[BEGIN]

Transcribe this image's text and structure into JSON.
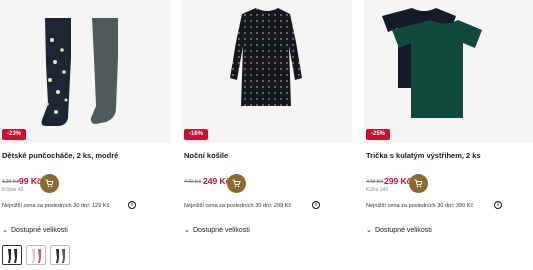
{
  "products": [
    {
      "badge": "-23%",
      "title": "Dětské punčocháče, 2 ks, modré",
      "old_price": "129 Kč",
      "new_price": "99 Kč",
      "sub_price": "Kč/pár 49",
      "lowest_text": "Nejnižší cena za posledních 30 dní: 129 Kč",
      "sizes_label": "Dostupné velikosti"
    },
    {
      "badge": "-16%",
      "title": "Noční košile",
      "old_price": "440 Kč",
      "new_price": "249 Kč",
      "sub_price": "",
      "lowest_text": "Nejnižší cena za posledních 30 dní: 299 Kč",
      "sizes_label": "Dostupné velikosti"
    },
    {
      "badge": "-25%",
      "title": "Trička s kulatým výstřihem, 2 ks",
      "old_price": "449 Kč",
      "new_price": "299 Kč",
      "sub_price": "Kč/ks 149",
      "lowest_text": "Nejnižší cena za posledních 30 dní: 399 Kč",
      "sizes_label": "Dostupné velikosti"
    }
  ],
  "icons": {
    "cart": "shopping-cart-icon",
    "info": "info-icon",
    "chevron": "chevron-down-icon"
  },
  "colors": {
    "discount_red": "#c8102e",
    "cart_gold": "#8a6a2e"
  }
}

[END]

TASK REQUIREMENTS: Transcribe all the lines above exactly, apart from the pictures.

TASK RESULT:
Transcribe this image's text and structure into JSON.
{
  "products": [
    {
      "badge": "-23%",
      "title": "Dětské punčocháče, 2 ks, modré",
      "old_price": "129 Kč",
      "new_price": "99 Kč",
      "sub_price": "Kč/pár 49",
      "lowest_text": "Nejnižší cena za posledních 30 dní: 129 Kč",
      "sizes_label": "Dostupné velikosti"
    },
    {
      "badge": "-16%",
      "title": "Noční košile",
      "old_price": "440 Kč",
      "new_price": "249 Kč",
      "sub_price": "",
      "lowest_text": "Nejnižší cena za posledních 30 dní: 299 Kč",
      "sizes_label": "Dostupné velikosti"
    },
    {
      "badge": "-25%",
      "title": "Trička s kulatým výstřihem, 2 ks",
      "old_price": "449 Kč",
      "new_price": "299 Kč",
      "sub_price": "Kč/ks 149",
      "lowest_text": "Nejnižší cena za posledních 30 dní: 399 Kč",
      "sizes_label": "Dostupné velikosti"
    }
  ],
  "icons": {
    "cart": "shopping-cart-icon",
    "info": "info-icon",
    "chevron": "chevron-down-icon"
  },
  "colors": {
    "discount_red": "#c8102e",
    "cart_gold": "#8a6a2e"
  }
}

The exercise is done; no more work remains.